(Stored entries)
——

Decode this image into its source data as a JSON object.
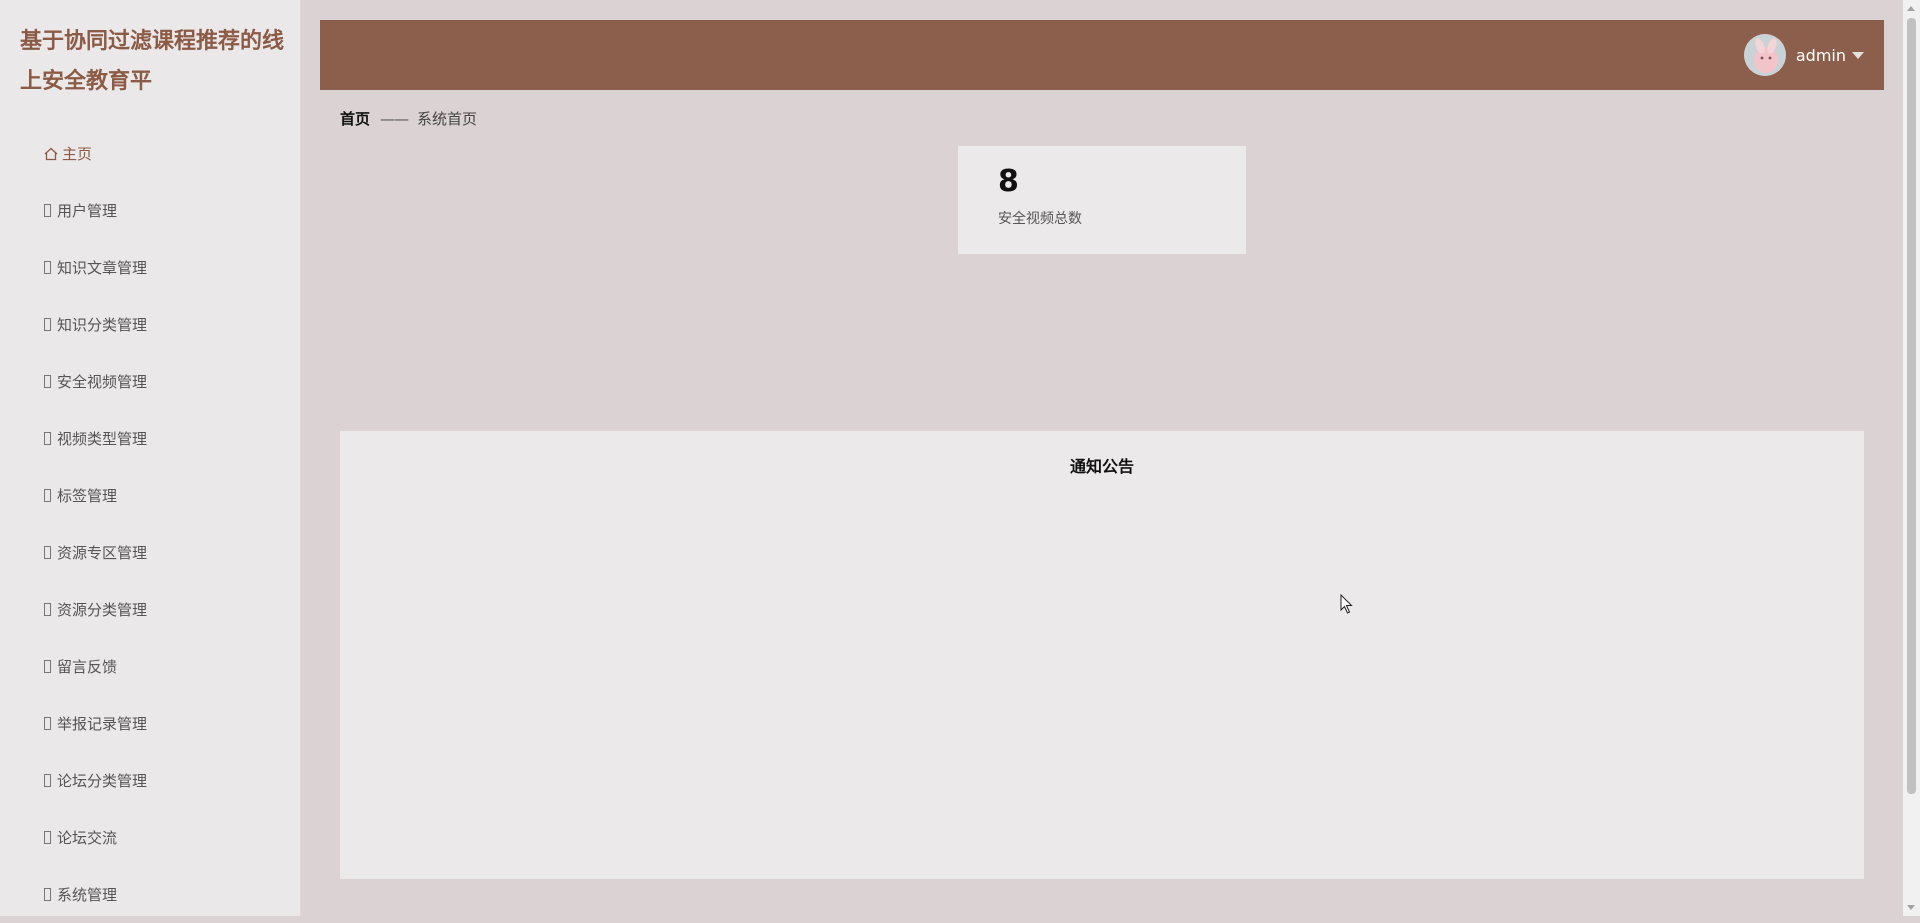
{
  "app_title": "基于协同过滤课程推荐的线上安全教育平",
  "sidebar": {
    "items": [
      {
        "label": "主页",
        "icon": "home-icon"
      },
      {
        "label": "用户管理",
        "icon": "missing-glyph-icon"
      },
      {
        "label": "知识文章管理",
        "icon": "missing-glyph-icon"
      },
      {
        "label": "知识分类管理",
        "icon": "missing-glyph-icon"
      },
      {
        "label": "安全视频管理",
        "icon": "missing-glyph-icon"
      },
      {
        "label": "视频类型管理",
        "icon": "missing-glyph-icon"
      },
      {
        "label": "标签管理",
        "icon": "missing-glyph-icon"
      },
      {
        "label": "资源专区管理",
        "icon": "missing-glyph-icon"
      },
      {
        "label": "资源分类管理",
        "icon": "missing-glyph-icon"
      },
      {
        "label": "留言反馈",
        "icon": "missing-glyph-icon"
      },
      {
        "label": "举报记录管理",
        "icon": "missing-glyph-icon"
      },
      {
        "label": "论坛分类管理",
        "icon": "missing-glyph-icon"
      },
      {
        "label": "论坛交流",
        "icon": "missing-glyph-icon"
      },
      {
        "label": "系统管理",
        "icon": "missing-glyph-icon"
      }
    ]
  },
  "header": {
    "user_name": "admin"
  },
  "breadcrumb": {
    "home": "首页",
    "separator": "——",
    "current": "系统首页"
  },
  "stats": {
    "video_total_value": "8",
    "video_total_label": "安全视频总数"
  },
  "notice": {
    "title": "通知公告"
  },
  "colors": {
    "accent": "#8c5f4c",
    "title": "#8c5b45",
    "background": "#dbd2d4",
    "sidebar_bg": "#ebe8e9",
    "card_bg": "#ebe9e9"
  }
}
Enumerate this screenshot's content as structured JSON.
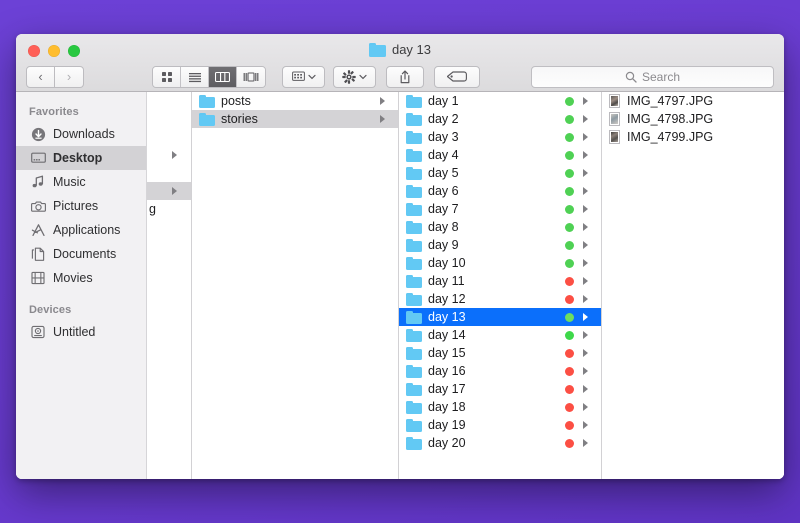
{
  "window": {
    "title": "day 13",
    "traffic_lights": [
      "close",
      "minimize",
      "zoom"
    ]
  },
  "toolbar": {
    "back_label": "‹",
    "forward_label": "›",
    "view_modes": [
      {
        "name": "icon-view",
        "active": false
      },
      {
        "name": "list-view",
        "active": false
      },
      {
        "name": "column-view",
        "active": true
      },
      {
        "name": "gallery-view",
        "active": false
      }
    ],
    "arrange_label": "arrange-by",
    "action_label": "action-gear",
    "share_label": "share",
    "tags_label": "tags",
    "search_placeholder": "Search",
    "search_value": ""
  },
  "sidebar": {
    "sections": [
      {
        "header": "Favorites",
        "items": [
          {
            "label": "Downloads",
            "icon": "downloads-icon",
            "selected": false
          },
          {
            "label": "Desktop",
            "icon": "desktop-icon",
            "selected": true
          },
          {
            "label": "Music",
            "icon": "music-icon",
            "selected": false
          },
          {
            "label": "Pictures",
            "icon": "pictures-icon",
            "selected": false
          },
          {
            "label": "Applications",
            "icon": "applications-icon",
            "selected": false
          },
          {
            "label": "Documents",
            "icon": "documents-icon",
            "selected": false
          },
          {
            "label": "Movies",
            "icon": "movies-icon",
            "selected": false
          }
        ]
      },
      {
        "header": "Devices",
        "items": [
          {
            "label": "Untitled",
            "icon": "harddisk-icon",
            "selected": false
          }
        ]
      }
    ]
  },
  "columns": {
    "hidden_column": {
      "partial_text": "g",
      "rows": [
        {
          "disclosure": false,
          "selected": false
        },
        {
          "disclosure": false,
          "selected": false
        },
        {
          "disclosure": false,
          "selected": false
        },
        {
          "disclosure": true,
          "selected": false
        },
        {
          "disclosure": false,
          "selected": false
        },
        {
          "disclosure": true,
          "selected": true
        },
        {
          "disclosure": false,
          "selected": false
        }
      ]
    },
    "folders_column": {
      "items": [
        {
          "label": "posts",
          "selected": false,
          "disclosure": true,
          "tag": null
        },
        {
          "label": "stories",
          "selected": true,
          "disclosure": true,
          "tag": null
        }
      ]
    },
    "days_column": {
      "items": [
        {
          "label": "day 1",
          "tag": "#4fd154",
          "selected": false,
          "disclosure": true
        },
        {
          "label": "day 2",
          "tag": "#4fd154",
          "selected": false,
          "disclosure": true
        },
        {
          "label": "day 3",
          "tag": "#4fd154",
          "selected": false,
          "disclosure": true
        },
        {
          "label": "day 4",
          "tag": "#4fd154",
          "selected": false,
          "disclosure": true
        },
        {
          "label": "day 5",
          "tag": "#4fd154",
          "selected": false,
          "disclosure": true
        },
        {
          "label": "day 6",
          "tag": "#4fd154",
          "selected": false,
          "disclosure": true
        },
        {
          "label": "day 7",
          "tag": "#4fd154",
          "selected": false,
          "disclosure": true
        },
        {
          "label": "day 8",
          "tag": "#4fd154",
          "selected": false,
          "disclosure": true
        },
        {
          "label": "day 9",
          "tag": "#4fd154",
          "selected": false,
          "disclosure": true
        },
        {
          "label": "day 10",
          "tag": "#4fd154",
          "selected": false,
          "disclosure": true
        },
        {
          "label": "day 11",
          "tag": "#fc4f44",
          "selected": false,
          "disclosure": true
        },
        {
          "label": "day 12",
          "tag": "#fc4f44",
          "selected": false,
          "disclosure": true
        },
        {
          "label": "day 13",
          "tag": "#6ede5e",
          "selected": true,
          "disclosure": true
        },
        {
          "label": "day 14",
          "tag": "#3ed84a",
          "selected": false,
          "disclosure": true
        },
        {
          "label": "day 15",
          "tag": "#fc4f44",
          "selected": false,
          "disclosure": true
        },
        {
          "label": "day 16",
          "tag": "#fc4f44",
          "selected": false,
          "disclosure": true
        },
        {
          "label": "day 17",
          "tag": "#fc4f44",
          "selected": false,
          "disclosure": true
        },
        {
          "label": "day 18",
          "tag": "#fc4f44",
          "selected": false,
          "disclosure": true
        },
        {
          "label": "day 19",
          "tag": "#fc4f44",
          "selected": false,
          "disclosure": true
        },
        {
          "label": "day 20",
          "tag": "#fc4f44",
          "selected": false,
          "disclosure": true
        }
      ]
    },
    "files_column": {
      "items": [
        {
          "label": "IMG_4797.JPG",
          "thumb": "t1"
        },
        {
          "label": "IMG_4798.JPG",
          "thumb": "t2"
        },
        {
          "label": "IMG_4799.JPG",
          "thumb": "t3"
        }
      ]
    }
  },
  "colors": {
    "desktop": "#6a3cd1",
    "selection_active": "#0b6ffb",
    "selection_inactive": "#d4d3d6",
    "folder_blue": "#62c9f4",
    "tag_green": "#4fd154",
    "tag_red": "#fc4f44"
  }
}
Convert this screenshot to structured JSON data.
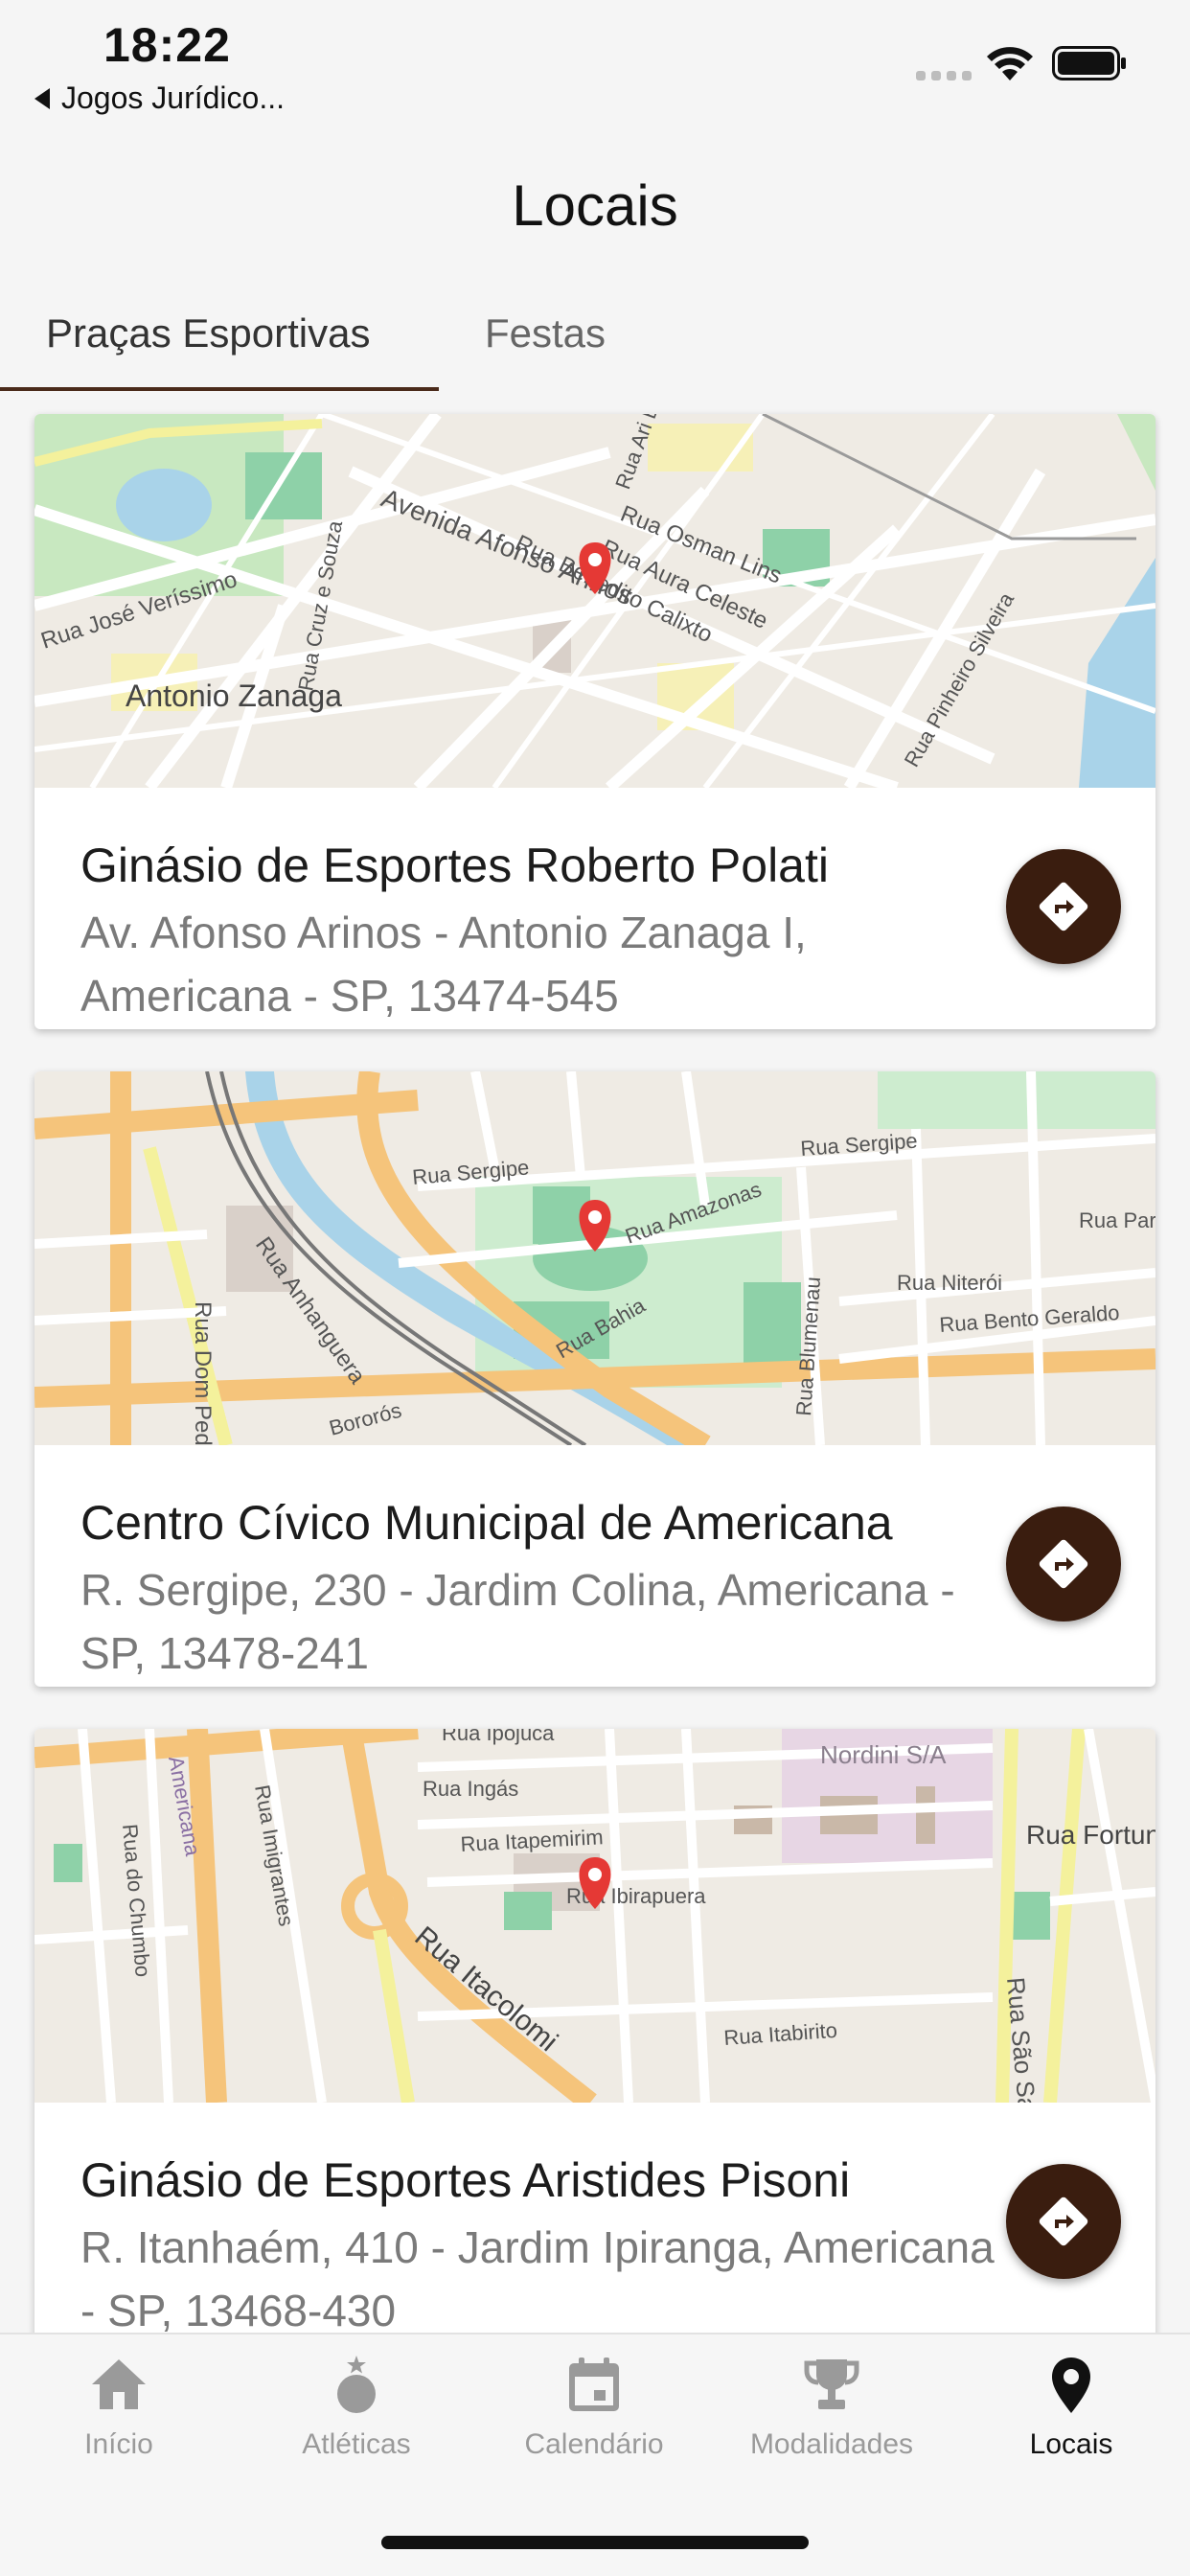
{
  "status_bar": {
    "time": "18:22",
    "back_app": "Jogos Jurídico..."
  },
  "header": {
    "title": "Locais"
  },
  "tabs": [
    {
      "label": "Praças Esportivas",
      "active": true
    },
    {
      "label": "Festas",
      "active": false
    }
  ],
  "places": [
    {
      "name": "Ginásio de Esportes Roberto Polati",
      "address": "Av. Afonso Arinos - Antonio Zanaga I, Americana - SP, 13474-545",
      "map_labels": [
        "Avenida Afonso Arinos",
        "Rua Benedito Calixto",
        "Rua Osman Lins",
        "Rua Aura Celeste",
        "Rua José Veríssimo",
        "Antonio Zanaga",
        "Rua Cruz e Souza",
        "Rua Ari Barroso",
        "Rua Pinheiro Silveira"
      ]
    },
    {
      "name": "Centro Cívico Municipal de Americana",
      "address": "R. Sergipe, 230 - Jardim Colina, Americana - SP, 13478-241",
      "map_labels": [
        "Rua Sergipe",
        "Rua Amazonas",
        "Rua Anhanguera",
        "Rua Dom Pedro",
        "Rua Bahia",
        "Rua Blumenau",
        "Rua Niterói",
        "Rua Bento Geraldo",
        "Rua Parati",
        "Bororós"
      ]
    },
    {
      "name": "Ginásio de Esportes Aristides Pisoni",
      "address": "R. Itanhaém, 410 - Jardim Ipiranga, Americana - SP, 13468-430",
      "map_labels": [
        "Rua Ipojuca",
        "Rua Ingás",
        "Rua Itapemirim",
        "Rua Ibirapuera",
        "Rua Itacolomi",
        "Rua Itabirito",
        "Americana",
        "Nordini S/A",
        "Rua Imigrantes",
        "Rua do Chumbo",
        "Rua Fortuna",
        "Rua São Sabino"
      ]
    }
  ],
  "tabbar": [
    {
      "label": "Início",
      "icon": "home-icon",
      "active": false
    },
    {
      "label": "Atléticas",
      "icon": "medal-icon",
      "active": false
    },
    {
      "label": "Calendário",
      "icon": "calendar-icon",
      "active": false
    },
    {
      "label": "Modalidades",
      "icon": "trophy-icon",
      "active": false
    },
    {
      "label": "Locais",
      "icon": "map-pin-icon",
      "active": true
    }
  ],
  "colors": {
    "accent": "#3a1d0f",
    "tab_underline": "#4a2a1a",
    "map_marker": "#e53935",
    "inactive_tab": "#9a9a9a"
  }
}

——

• Given problem
Report how many lines of the records above contain the word "Jardim", and give only that number.

• Solution
2